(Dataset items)
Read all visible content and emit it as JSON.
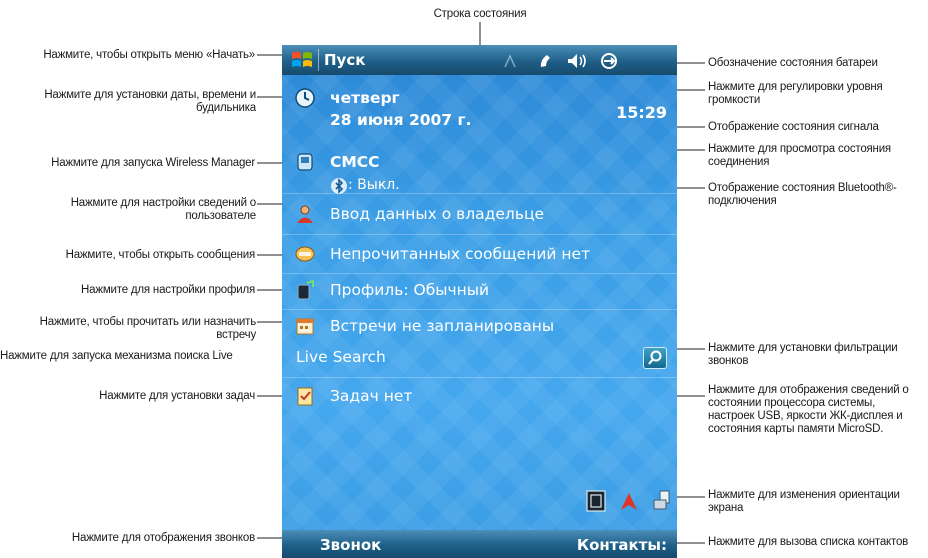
{
  "titlebar": {
    "start_label": "Пуск"
  },
  "today": {
    "day": "четверг",
    "date": "28 июня 2007 г.",
    "time": "15:29",
    "operator": "CMCC",
    "bluetooth": ": Выкл.",
    "owner": "Ввод данных о владельце",
    "messages": "Непрочитанных сообщений нет",
    "profile": "Профиль: Обычный",
    "appointments": "Встречи не запланированы",
    "search": "Live Search",
    "tasks": "Задач нет"
  },
  "softkeys": {
    "left": "Звонок",
    "right": "Контакты:"
  },
  "annotations": {
    "top": "Строка состояния",
    "left": [
      "Нажмите, чтобы открыть меню «Начать»",
      "Нажмите для установки даты, времени и будильника",
      "Нажмите для запуска Wireless Manager",
      "Нажмите для настройки сведений о пользователе",
      "Нажмите, чтобы открыть сообщения",
      "Нажмите для настройки профиля",
      "Нажмите, чтобы прочитать или назначить встречу",
      "Нажмите для запуска механизма поиска Live",
      "Нажмите для установки задач",
      "Нажмите для отображения звонков"
    ],
    "right": [
      "Обозначение состояния батареи",
      "Нажмите для регулировки уровня громкости",
      "Отображение состояния сигнала",
      "Нажмите для просмотра состояния соединения",
      "Отображение состояния Bluetooth®-подключения",
      "Нажмите для установки фильтрации звонков",
      "Нажмите для отображения сведений о состоянии процессора системы, настроек USB, яркости ЖК-дисплея и состояния карты памяти MicroSD.",
      "Нажмите для изменения ориентации экрана",
      "Нажмите для вызова списка контактов"
    ]
  },
  "colors": {
    "screen_bg": "#3b9ee6",
    "bar_bg": "#1f5f88",
    "text": "#ffffff"
  }
}
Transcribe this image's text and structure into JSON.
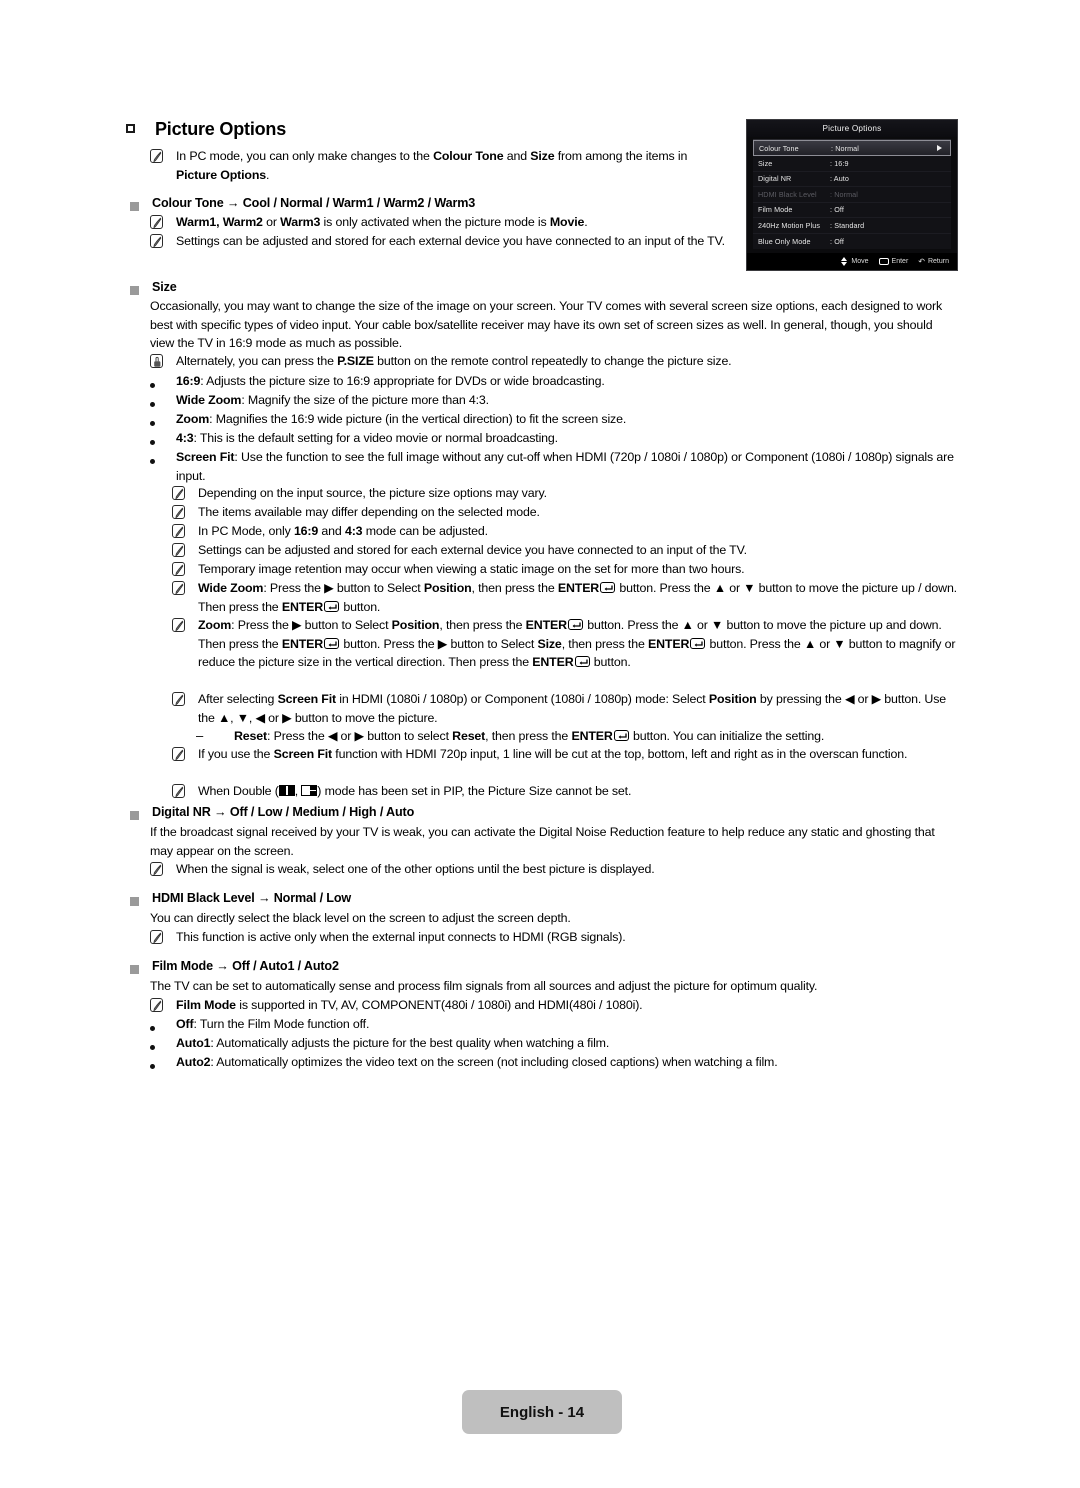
{
  "page": {
    "heading": "Picture Options",
    "footer_label": "English - 14"
  },
  "osd": {
    "title": "Picture Options",
    "rows": [
      {
        "label": "Colour Tone",
        "value": ": Normal",
        "selected": true,
        "disabled": false
      },
      {
        "label": "Size",
        "value": ": 16:9",
        "selected": false,
        "disabled": false
      },
      {
        "label": "Digital NR",
        "value": ": Auto",
        "selected": false,
        "disabled": false
      },
      {
        "label": "HDMI Black Level",
        "value": ": Normal",
        "selected": false,
        "disabled": true
      },
      {
        "label": "Film Mode",
        "value": ": Off",
        "selected": false,
        "disabled": false
      },
      {
        "label": "240Hz Motion Plus",
        "value": ": Standard",
        "selected": false,
        "disabled": false
      },
      {
        "label": "Blue Only Mode",
        "value": ": Off",
        "selected": false,
        "disabled": false
      }
    ],
    "footer": {
      "move": "Move",
      "enter": "Enter",
      "return": "Return"
    }
  },
  "intro_note": {
    "p1": "In PC mode, you can only make changes to the ",
    "b1": "Colour Tone",
    "p2": " and ",
    "b2": "Size",
    "p3": " from among the items in ",
    "b3": "Picture Options",
    "p4": "."
  },
  "colour_tone": {
    "heading_bold": "Colour Tone",
    "heading_rest": " → Cool / Normal / Warm1 / Warm2 / Warm3",
    "note1": {
      "b1": "Warm1, Warm2",
      "t1": " or ",
      "b2": "Warm3",
      "t2": " is only activated when the picture mode is ",
      "b3": "Movie",
      "t3": "."
    },
    "note2": "Settings can be adjusted and stored for each external device you have connected to an input of the TV."
  },
  "size": {
    "heading": "Size",
    "paragraph": "Occasionally, you may want to change the size of the image on your screen. Your TV comes with several screen size options, each designed to work best with specific types of video input. Your cable box/satellite receiver may have its own set of screen sizes as well. In general, though, you should view the TV in 16:9 mode as much as possible.",
    "hand_note": {
      "t1": "Alternately, you can press the ",
      "b1": "P.SIZE",
      "t2": " button on the remote control repeatedly to change the picture size."
    },
    "bullets": [
      {
        "bold": "16:9",
        "rest": ": Adjusts the picture size to 16:9 appropriate for DVDs or wide broadcasting."
      },
      {
        "bold": "Wide Zoom",
        "rest": ": Magnify the size of the picture more than 4:3."
      },
      {
        "bold": "Zoom",
        "rest": ": Magnifies the 16:9 wide picture (in the vertical direction) to fit the screen size."
      },
      {
        "bold": "4:3",
        "rest": ": This is the default setting for a video movie or normal broadcasting."
      },
      {
        "bold": "Screen Fit",
        "rest": ": Use the function to see the full image without any cut-off when HDMI (720p / 1080i / 1080p) or Component (1080i / 1080p) signals are input."
      }
    ],
    "notes": {
      "n1": "Depending on the input source, the picture size options may vary.",
      "n2": "The items available may differ depending on the selected mode.",
      "n3": {
        "t1": "In PC Mode, only ",
        "b1": "16:9",
        "t2": " and ",
        "b2": "4:3",
        "t3": " mode can be adjusted."
      },
      "n4": "Settings can be adjusted and stored for each external device you have connected to an input of the TV.",
      "n5": "Temporary image retention may occur when viewing a static image on the set for more than two hours.",
      "n6": {
        "b1": "Wide Zoom",
        "t1": ": Press the ▶ button to Select ",
        "b2": "Position",
        "t2": ", then press the ",
        "b3": "ENTER",
        "t3": " button. Press the ▲ or ▼ button to move the picture up / down. Then press the ",
        "b4": "ENTER",
        "t4": " button."
      },
      "n7": {
        "b1": "Zoom",
        "t1": ": Press the ▶ button to Select ",
        "b2": "Position",
        "t2": ", then press the ",
        "b3": "ENTER",
        "t3": " button. Press the ▲ or ▼ button to move the picture up and down. Then press the ",
        "b4": "ENTER",
        "t4": " button. Press the ▶ button to Select ",
        "b5": "Size",
        "t5": ", then press the ",
        "b6": "ENTER",
        "t6": " button. Press the ▲ or ▼ button to magnify or reduce the picture size in the vertical direction. Then press the ",
        "b7": "ENTER",
        "t7": " button."
      },
      "n8": {
        "t1": "After selecting ",
        "b1": "Screen Fit",
        "t2": " in HDMI (1080i / 1080p) or Component (1080i / 1080p) mode: Select ",
        "b2": "Position",
        "t3": " by pressing the ◀ or ▶ button. Use the ▲, ▼, ◀ or ▶ button to move the picture."
      },
      "reset": {
        "b1": "Reset",
        "t1": ": Press the ◀ or ▶ button to select ",
        "b2": "Reset",
        "t2": ", then press the ",
        "b3": "ENTER",
        "t3": " button. You can initialize the setting."
      },
      "n9": {
        "t1": "If you use the ",
        "b1": "Screen Fit",
        "t2": " function with HDMI 720p input, 1 line will be cut at the top, bottom, left and right as in the overscan function."
      },
      "n10": {
        "t1": "When Double (",
        "t2": ", ",
        "t3": ") mode has been set in PIP, the Picture Size cannot be set."
      }
    }
  },
  "digital_nr": {
    "heading_bold": "Digital NR",
    "heading_rest": " → Off / Low / Medium / High / Auto",
    "paragraph": "If the broadcast signal received by your TV is weak, you can activate the Digital Noise Reduction feature to help reduce any static and ghosting that may appear on the screen.",
    "note": "When the signal is weak, select one of the other options until the best picture is displayed."
  },
  "hdmi_black_level": {
    "heading_bold": "HDMI Black Level",
    "heading_rest": " → Normal / Low",
    "paragraph": "You can directly select the black level on the screen to adjust the screen depth.",
    "note": "This function is active only when the external input connects to HDMI (RGB signals)."
  },
  "film_mode": {
    "heading_bold": "Film Mode",
    "heading_rest": " → Off / Auto1 / Auto2",
    "paragraph": "The TV can be set to automatically sense and process film signals from all sources and adjust the picture for optimum quality.",
    "note": {
      "b1": "Film Mode",
      "t1": " is supported in TV, AV, COMPONENT(480i / 1080i) and HDMI(480i / 1080i)."
    },
    "bullets": [
      {
        "bold": "Off",
        "rest": ": Turn the Film Mode function off."
      },
      {
        "bold": "Auto1",
        "rest": ": Automatically adjusts the picture for the best quality when watching a film."
      },
      {
        "bold": "Auto2",
        "rest": ": Automatically optimizes the video text on the screen (not including closed captions) when watching a film."
      }
    ]
  }
}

*WHAT TO DO*: Read the data above and pull out each line that holds the string "Settings".

*RESPONSE TO THIS EXERCISE*:
    "note2": "Settings can be adjusted and stored for each external device you have connected to an input of the TV."
      "n4": "Settings can be adjusted and stored for each external device you have connected to an input of the TV.",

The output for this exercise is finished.